◆ **Task statement**: Reproduce all of the data that follows, character for character.

[begin Source material]

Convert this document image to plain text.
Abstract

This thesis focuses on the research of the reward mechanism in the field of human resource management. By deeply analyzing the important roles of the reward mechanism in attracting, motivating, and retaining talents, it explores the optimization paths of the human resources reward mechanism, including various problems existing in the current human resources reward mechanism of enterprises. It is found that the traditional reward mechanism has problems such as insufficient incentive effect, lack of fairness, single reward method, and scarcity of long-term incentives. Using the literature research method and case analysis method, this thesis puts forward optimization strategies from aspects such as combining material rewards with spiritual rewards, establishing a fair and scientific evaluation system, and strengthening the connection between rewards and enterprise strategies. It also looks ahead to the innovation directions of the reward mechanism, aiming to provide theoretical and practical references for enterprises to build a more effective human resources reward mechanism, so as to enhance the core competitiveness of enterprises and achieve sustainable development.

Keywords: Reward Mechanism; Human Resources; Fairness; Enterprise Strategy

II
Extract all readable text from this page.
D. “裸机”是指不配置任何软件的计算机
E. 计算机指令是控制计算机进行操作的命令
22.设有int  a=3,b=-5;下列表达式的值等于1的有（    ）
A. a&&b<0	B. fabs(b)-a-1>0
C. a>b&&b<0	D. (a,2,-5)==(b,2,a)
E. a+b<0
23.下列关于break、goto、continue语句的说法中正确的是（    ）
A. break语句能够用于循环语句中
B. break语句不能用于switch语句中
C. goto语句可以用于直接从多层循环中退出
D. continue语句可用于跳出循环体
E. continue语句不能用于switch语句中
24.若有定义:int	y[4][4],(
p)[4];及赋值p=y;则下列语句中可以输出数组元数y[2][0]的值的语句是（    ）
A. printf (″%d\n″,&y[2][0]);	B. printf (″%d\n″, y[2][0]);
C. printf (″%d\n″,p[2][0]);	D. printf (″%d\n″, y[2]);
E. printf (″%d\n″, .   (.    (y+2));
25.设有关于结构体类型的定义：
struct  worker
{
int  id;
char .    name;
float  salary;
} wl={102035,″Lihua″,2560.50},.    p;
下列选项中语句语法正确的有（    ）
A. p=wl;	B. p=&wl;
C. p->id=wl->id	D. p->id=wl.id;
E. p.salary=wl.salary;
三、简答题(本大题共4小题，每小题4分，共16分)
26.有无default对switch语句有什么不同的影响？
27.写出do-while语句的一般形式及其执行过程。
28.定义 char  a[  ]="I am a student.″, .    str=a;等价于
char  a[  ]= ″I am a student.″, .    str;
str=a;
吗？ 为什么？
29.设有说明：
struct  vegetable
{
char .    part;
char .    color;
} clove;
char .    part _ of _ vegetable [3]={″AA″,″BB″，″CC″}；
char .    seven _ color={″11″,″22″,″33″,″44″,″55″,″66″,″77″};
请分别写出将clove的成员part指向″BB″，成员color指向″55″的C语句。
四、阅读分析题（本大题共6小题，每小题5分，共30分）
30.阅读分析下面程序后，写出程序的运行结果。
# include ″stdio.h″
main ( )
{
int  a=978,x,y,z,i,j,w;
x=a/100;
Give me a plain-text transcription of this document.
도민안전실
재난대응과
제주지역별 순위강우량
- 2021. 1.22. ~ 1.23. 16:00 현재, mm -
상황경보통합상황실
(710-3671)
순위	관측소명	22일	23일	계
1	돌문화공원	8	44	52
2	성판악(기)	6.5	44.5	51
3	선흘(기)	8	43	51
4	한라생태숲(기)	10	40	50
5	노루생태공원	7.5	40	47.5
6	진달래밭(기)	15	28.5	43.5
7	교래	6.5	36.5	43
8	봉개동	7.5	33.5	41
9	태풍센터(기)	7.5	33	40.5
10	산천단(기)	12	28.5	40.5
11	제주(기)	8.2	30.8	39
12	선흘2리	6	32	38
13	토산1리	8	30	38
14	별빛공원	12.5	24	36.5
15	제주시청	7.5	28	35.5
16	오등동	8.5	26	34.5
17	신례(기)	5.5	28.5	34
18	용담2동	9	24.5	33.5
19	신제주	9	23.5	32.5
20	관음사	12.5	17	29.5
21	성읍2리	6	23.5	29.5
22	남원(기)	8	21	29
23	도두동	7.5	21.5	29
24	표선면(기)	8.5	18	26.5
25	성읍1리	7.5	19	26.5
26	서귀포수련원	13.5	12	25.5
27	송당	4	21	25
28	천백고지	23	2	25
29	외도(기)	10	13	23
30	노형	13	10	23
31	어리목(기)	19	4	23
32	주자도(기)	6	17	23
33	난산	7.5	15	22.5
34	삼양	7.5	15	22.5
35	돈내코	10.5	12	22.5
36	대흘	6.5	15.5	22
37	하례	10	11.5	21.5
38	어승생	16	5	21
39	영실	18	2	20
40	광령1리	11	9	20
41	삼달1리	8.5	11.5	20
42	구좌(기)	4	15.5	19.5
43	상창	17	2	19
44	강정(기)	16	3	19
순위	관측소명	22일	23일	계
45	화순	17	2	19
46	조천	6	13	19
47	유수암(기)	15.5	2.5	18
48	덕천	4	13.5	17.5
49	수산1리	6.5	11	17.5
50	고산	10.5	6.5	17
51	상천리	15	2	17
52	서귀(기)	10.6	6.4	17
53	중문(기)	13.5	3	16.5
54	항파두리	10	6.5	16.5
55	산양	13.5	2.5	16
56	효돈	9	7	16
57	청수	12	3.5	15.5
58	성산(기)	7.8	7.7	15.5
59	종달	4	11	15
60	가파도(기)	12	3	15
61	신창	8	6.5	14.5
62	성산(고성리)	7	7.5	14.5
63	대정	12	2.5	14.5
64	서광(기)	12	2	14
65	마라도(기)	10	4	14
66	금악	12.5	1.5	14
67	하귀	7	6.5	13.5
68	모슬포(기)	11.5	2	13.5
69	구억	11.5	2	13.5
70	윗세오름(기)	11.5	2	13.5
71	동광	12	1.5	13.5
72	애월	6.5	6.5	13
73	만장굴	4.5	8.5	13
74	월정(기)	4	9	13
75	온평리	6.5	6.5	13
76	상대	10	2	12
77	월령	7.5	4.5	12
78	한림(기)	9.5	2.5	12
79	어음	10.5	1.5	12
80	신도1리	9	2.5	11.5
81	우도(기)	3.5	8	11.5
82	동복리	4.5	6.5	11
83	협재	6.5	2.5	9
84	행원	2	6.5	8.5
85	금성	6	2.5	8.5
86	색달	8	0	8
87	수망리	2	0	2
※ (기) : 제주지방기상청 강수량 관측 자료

[end Source material]

◆ **Solution to this problem**:
Convert this document image to plain text.
Abstract

This thesis focuses on the research of the reward mechanism in the field of human resource management. By deeply analyzing the important roles of the reward mechanism in attracting, motivating, and retaining talents, it explores the optimization paths of the human resources reward mechanism, including various problems existing in the current human resources reward mechanism of enterprises. It is found that the traditional reward mechanism has problems such as insufficient incentive effect, lack of fairness, single reward method, and scarcity of long-term incentives. Using the literature research method and case analysis method, this thesis puts forward optimization strategies from aspects such as combining material rewards with spiritual rewards, establishing a fair and scientific evaluation system, and strengthening the connection between rewards and enterprise strategies. It also looks ahead to the innovation directions of the reward mechanism, aiming to provide theoretical and practical references for enterprises to build a more effective human resources reward mechanism, so as to enhance the core competitiveness of enterprises and achieve sustainable development.

Keywords: Reward Mechanism; Human Resources; Fairness; Enterprise Strategy

II
Extract all readable text from this page.
D. “裸机”是指不配置任何软件的计算机
E. 计算机指令是控制计算机进行操作的命令
22.设有int  a=3,b=-5;下列表达式的值等于1的有（    ）
A. a&&b<0	B. fabs(b)-a-1>0
C. a>b&&b<0	D. (a,2,-5)==(b,2,a)
E. a+b<0
23.下列关于break、goto、continue语句的说法中正确的是（    ）
A. break语句能够用于循环语句中
B. break语句不能用于switch语句中
C. goto语句可以用于直接从多层循环中退出
D. continue语句可用于跳出循环体
E. continue语句不能用于switch语句中
24.若有定义:int	y[4][4],(
p)[4];及赋值p=y;则下列语句中可以输出数组元数y[2][0]的值的语句是（    ）
A. printf (″%d\n″,&y[2][0]);	B. printf (″%d\n″, y[2][0]);
C. printf (″%d\n″,p[2][0]);	D. printf (″%d\n″, y[2]);
E. printf (″%d\n″, .   (.    (y+2));
25.设有关于结构体类型的定义：
struct  worker
{
int  id;
char .    name;
float  salary;
} wl={102035,″Lihua″,2560.50},.    p;
下列选项中语句语法正确的有（    ）
A. p=wl;	B. p=&wl;
C. p->id=wl->id	D. p->id=wl.id;
E. p.salary=wl.salary;
三、简答题(本大题共4小题，每小题4分，共16分)
26.有无default对switch语句有什么不同的影响？
27.写出do-while语句的一般形式及其执行过程。
28.定义 char  a[  ]="I am a student.″, .    str=a;等价于
char  a[  ]= ″I am a student.″, .    str;
str=a;
吗？ 为什么？
29.设有说明：
struct  vegetable
{
char .    part;
char .    color;
} clove;
char .    part _ of _ vegetable [3]={″AA″,″BB″，″CC″}；
char .    seven _ color={″11″,″22″,″33″,″44″,″55″,″66″,″77″};
请分别写出将clove的成员part指向″BB″，成员color指向″55″的C语句。
四、阅读分析题（本大题共6小题，每小题5分，共30分）
30.阅读分析下面程序后，写出程序的运行结果。
# include ″stdio.h″
main ( )
{
int  a=978,x,y,z,i,j,w;
x=a/100;
Give me a plain-text transcription of this document.
도민안전실
재난대응과
제주지역별 순위강우량
- 2021. 1.22. ~ 1.23. 16:00 현재, mm -
상황경보통합상황실
(710-3671)
순위	관측소명	22일	23일	계
1	돌문화공원	8	44	52
2	성판악(기)	6.5	44.5	51
3	선흘(기)	8	43	51
4	한라생태숲(기)	10	40	50
5	노루생태공원	7.5	40	47.5
6	진달래밭(기)	15	28.5	43.5
7	교래	6.5	36.5	43
8	봉개동	7.5	33.5	41
9	태풍센터(기)	7.5	33	40.5
10	산천단(기)	12	28.5	40.5
11	제주(기)	8.2	30.8	39
12	선흘2리	6	32	38
13	토산1리	8	30	38
14	별빛공원	12.5	24	36.5
15	제주시청	7.5	28	35.5
16	오등동	8.5	26	34.5
17	신례(기)	5.5	28.5	34
18	용담2동	9	24.5	33.5
19	신제주	9	23.5	32.5
20	관음사	12.5	17	29.5
21	성읍2리	6	23.5	29.5
22	남원(기)	8	21	29
23	도두동	7.5	21.5	29
24	표선면(기)	8.5	18	26.5
25	성읍1리	7.5	19	26.5
26	서귀포수련원	13.5	12	25.5
27	송당	4	21	25
28	천백고지	23	2	25
29	외도(기)	10	13	23
30	노형	13	10	23
31	어리목(기)	19	4	23
32	주자도(기)	6	17	23
33	난산	7.5	15	22.5
34	삼양	7.5	15	22.5
35	돈내코	10.5	12	22.5
36	대흘	6.5	15.5	22
37	하례	10	11.5	21.5
38	어승생	16	5	21
39	영실	18	2	20
40	광령1리	11	9	20
41	삼달1리	8.5	11.5	20
42	구좌(기)	4	15.5	19.5
43	상창	17	2	19
44	강정(기)	16	3	19
순위	관측소명	22일	23일	계
45	화순	17	2	19
46	조천	6	13	19
47	유수암(기)	15.5	2.5	18
48	덕천	4	13.5	17.5
49	수산1리	6.5	11	17.5
50	고산	10.5	6.5	17
51	상천리	15	2	17
52	서귀(기)	10.6	6.4	17
53	중문(기)	13.5	3	16.5
54	항파두리	10	6.5	16.5
55	산양	13.5	2.5	16
56	효돈	9	7	16
57	청수	12	3.5	15.5
58	성산(기)	7.8	7.7	15.5
59	종달	4	11	15
60	가파도(기)	12	3	15
61	신창	8	6.5	14.5
62	성산(고성리)	7	7.5	14.5
63	대정	12	2.5	14.5
64	서광(기)	12	2	14
65	마라도(기)	10	4	14
66	금악	12.5	1.5	14
67	하귀	7	6.5	13.5
68	모슬포(기)	11.5	2	13.5
69	구억	11.5	2	13.5
70	윗세오름(기)	11.5	2	13.5
71	동광	12	1.5	13.5
72	애월	6.5	6.5	13
73	만장굴	4.5	8.5	13
74	월정(기)	4	9	13
75	온평리	6.5	6.5	13
76	상대	10	2	12
77	월령	7.5	4.5	12
78	한림(기)	9.5	2.5	12
79	어음	10.5	1.5	12
80	신도1리	9	2.5	11.5
81	우도(기)	3.5	8	11.5
82	동복리	4.5	6.5	11
83	협재	6.5	2.5	9
84	행원	2	6.5	8.5
85	금성	6	2.5	8.5
86	색달	8	0	8
87	수망리	2	0	2
※ (기) : 제주지방기상청 강수량 관측 자료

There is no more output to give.